◆ **The exercise**: Please transcribe the data that follows without the pictures, keeping every word the same.

◆ **Task material**:
((

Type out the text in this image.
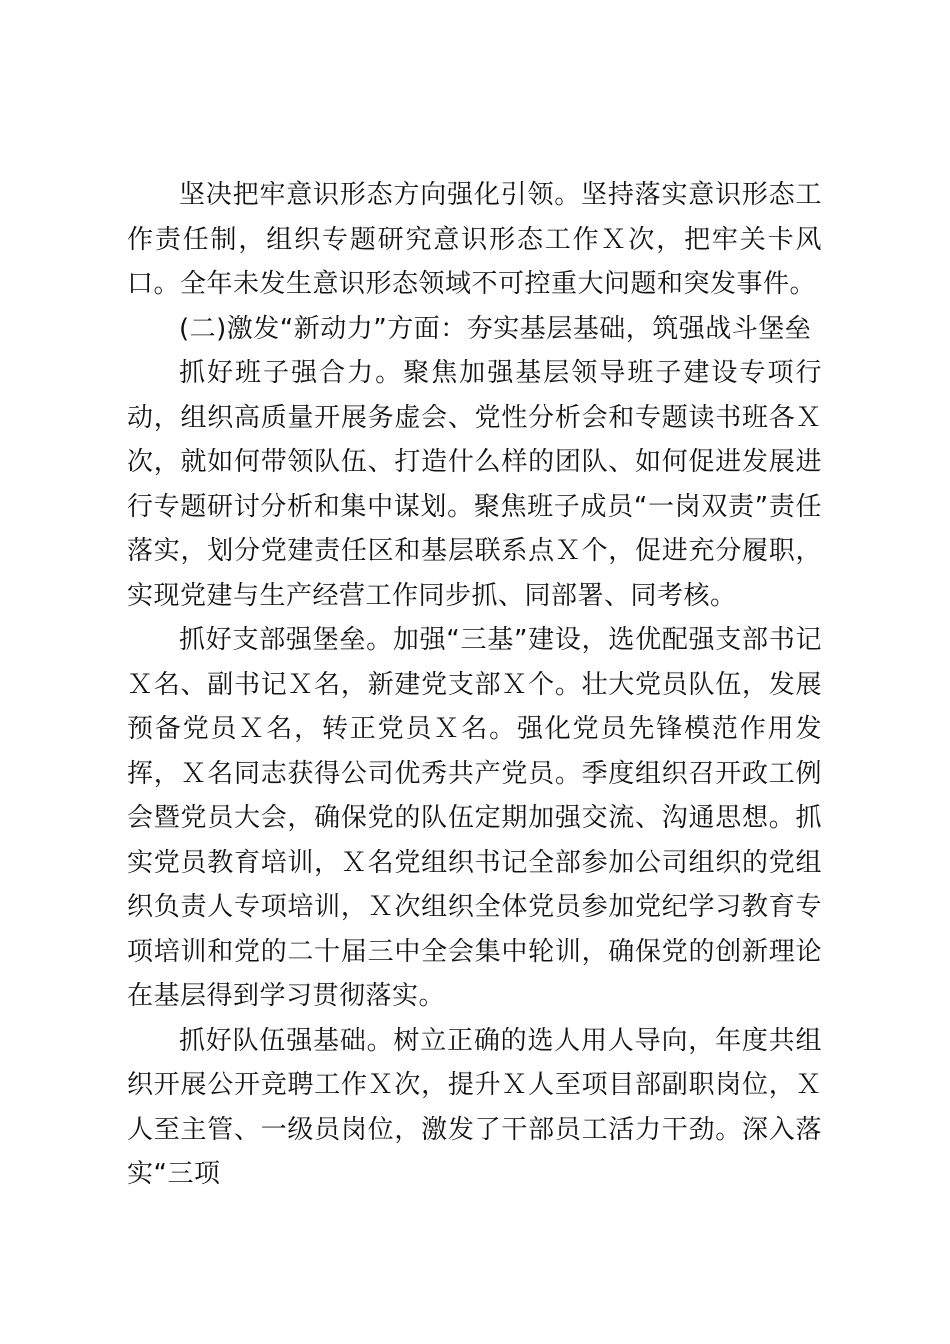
坚决把牢意识形态方向强化引领。坚持落实意识形态工作责任制，组织专题研究意识形态工作Ｘ次，把牢关卡风口。全年未发生意识形态领域不可控重大问题和突发事件。

(二)激发“新动力”方面：夯实基层基础，筑强战斗堡垒

抓好班子强合力。聚焦加强基层领导班子建设专项行动，组织高质量开展务虚会、党性分析会和专题读书班各Ｘ次，就如何带领队伍、打造什么样的团队、如何促进发展进行专题研讨分析和集中谋划。聚焦班子成员“一岗双责”责任落实，划分党建责任区和基层联系点Ｘ个，促进充分履职，实现党建与生产经营工作同步抓、同部署、同考核。

抓好支部强堡垒。加强“三基”建设，选优配强支部书记Ｘ名、副书记Ｘ名，新建党支部Ｘ个。壮大党员队伍，发展预备党员Ｘ名，转正党员Ｘ名。强化党员先锋模范作用发挥，Ｘ名同志获得公司优秀共产党员。季度组织召开政工例会暨党员大会，确保党的队伍定期加强交流、沟通思想。抓实党员教育培训，Ｘ名党组织书记全部参加公司组织的党组织负责人专项培训，Ｘ次组织全体党员参加党纪学习教育专项培训和党的二十届三中全会集中轮训，确保党的创新理论在基层得到学习贯彻落实。

抓好队伍强基础。树立正确的选人用人导向，年度共组织开展公开竞聘工作Ｘ次，提升Ｘ人至项目部副职岗位，Ｘ人至主管、一级员岗位，激发了干部员工活力干劲。深入落实“三项
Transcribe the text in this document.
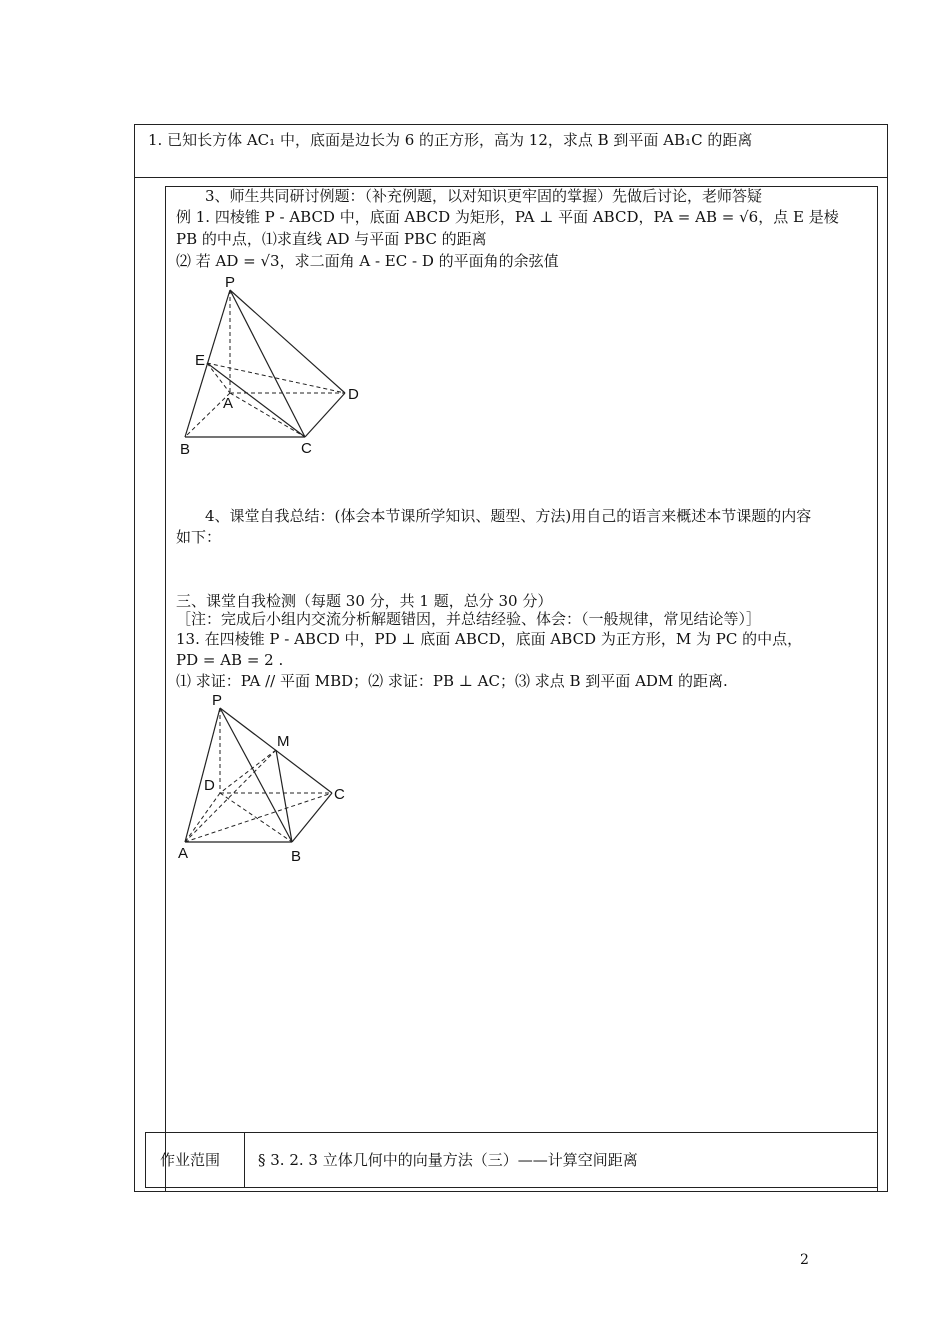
1. 已知长方体 AC₁ 中，底面是边长为 6 的正方形，高为 12，求点 B 到平面 AB₁C 的距离
3、师生共同研讨例题：（补充例题，以对知识更牢固的掌握）先做后讨论，老师答疑
例 1. 四棱锥 P - ABCD 中，底面 ABCD 为矩形，PA ⊥ 平面 ABCD，PA = AB = √6，点 E 是棱
PB 的中点，⑴求直线 AD 与平面 PBC 的距离
⑵ 若 AD = √3，求二面角 A - EC - D 的平面角的余弦值
P
E
A
D
B	C
4、课堂自我总结：(体会本节课所学知识、题型、方法)用自己的语言来概述本节课题的内容
如下：
三、课堂自我检测（每题 30 分，共 1 题，总分 30 分）
［注：完成后小组内交流分析解题错因，并总结经验、体会：（一般规律，常见结论等）］
13. 在四棱锥 P - ABCD 中，PD ⊥ 底面 ABCD，底面 ABCD 为正方形，M 为 PC 的中点，
PD = AB = 2 .
⑴ 求证：PA // 平面 MBD；⑵ 求证：PB ⊥ AC；⑶ 求点 B 到平面 ADM 的距离.
P
M
D
C
A	B
作业范围	§ 3. 2. 3 立体几何中的向量方法（三）——计算空间距离
2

))

◆ **Task solution**:
Type out the text in this image.
坚决把牢意识形态方向强化引领。坚持落实意识形态工作责任制，组织专题研究意识形态工作Ｘ次，把牢关卡风口。全年未发生意识形态领域不可控重大问题和突发事件。

(二)激发“新动力”方面：夯实基层基础，筑强战斗堡垒

抓好班子强合力。聚焦加强基层领导班子建设专项行动，组织高质量开展务虚会、党性分析会和专题读书班各Ｘ次，就如何带领队伍、打造什么样的团队、如何促进发展进行专题研讨分析和集中谋划。聚焦班子成员“一岗双责”责任落实，划分党建责任区和基层联系点Ｘ个，促进充分履职，实现党建与生产经营工作同步抓、同部署、同考核。

抓好支部强堡垒。加强“三基”建设，选优配强支部书记Ｘ名、副书记Ｘ名，新建党支部Ｘ个。壮大党员队伍，发展预备党员Ｘ名，转正党员Ｘ名。强化党员先锋模范作用发挥，Ｘ名同志获得公司优秀共产党员。季度组织召开政工例会暨党员大会，确保党的队伍定期加强交流、沟通思想。抓实党员教育培训，Ｘ名党组织书记全部参加公司组织的党组织负责人专项培训，Ｘ次组织全体党员参加党纪学习教育专项培训和党的二十届三中全会集中轮训，确保党的创新理论在基层得到学习贯彻落实。

抓好队伍强基础。树立正确的选人用人导向，年度共组织开展公开竞聘工作Ｘ次，提升Ｘ人至项目部副职岗位，Ｘ人至主管、一级员岗位，激发了干部员工活力干劲。深入落实“三项
Transcribe the text in this document.
1. 已知长方体 AC₁ 中，底面是边长为 6 的正方形，高为 12，求点 B 到平面 AB₁C 的距离
3、师生共同研讨例题：（补充例题，以对知识更牢固的掌握）先做后讨论，老师答疑
例 1. 四棱锥 P - ABCD 中，底面 ABCD 为矩形，PA ⊥ 平面 ABCD，PA = AB = √6，点 E 是棱
PB 的中点，⑴求直线 AD 与平面 PBC 的距离
⑵ 若 AD = √3，求二面角 A - EC - D 的平面角的余弦值
P
E
A
D
B	C
4、课堂自我总结：(体会本节课所学知识、题型、方法)用自己的语言来概述本节课题的内容
如下：
三、课堂自我检测（每题 30 分，共 1 题，总分 30 分）
［注：完成后小组内交流分析解题错因，并总结经验、体会：（一般规律，常见结论等）］
13. 在四棱锥 P - ABCD 中，PD ⊥ 底面 ABCD，底面 ABCD 为正方形，M 为 PC 的中点，
PD = AB = 2 .
⑴ 求证：PA // 平面 MBD；⑵ 求证：PB ⊥ AC；⑶ 求点 B 到平面 ADM 的距离.
P
M
D
C
A	B
作业范围	§ 3. 2. 3 立体几何中的向量方法（三）——计算空间距离
2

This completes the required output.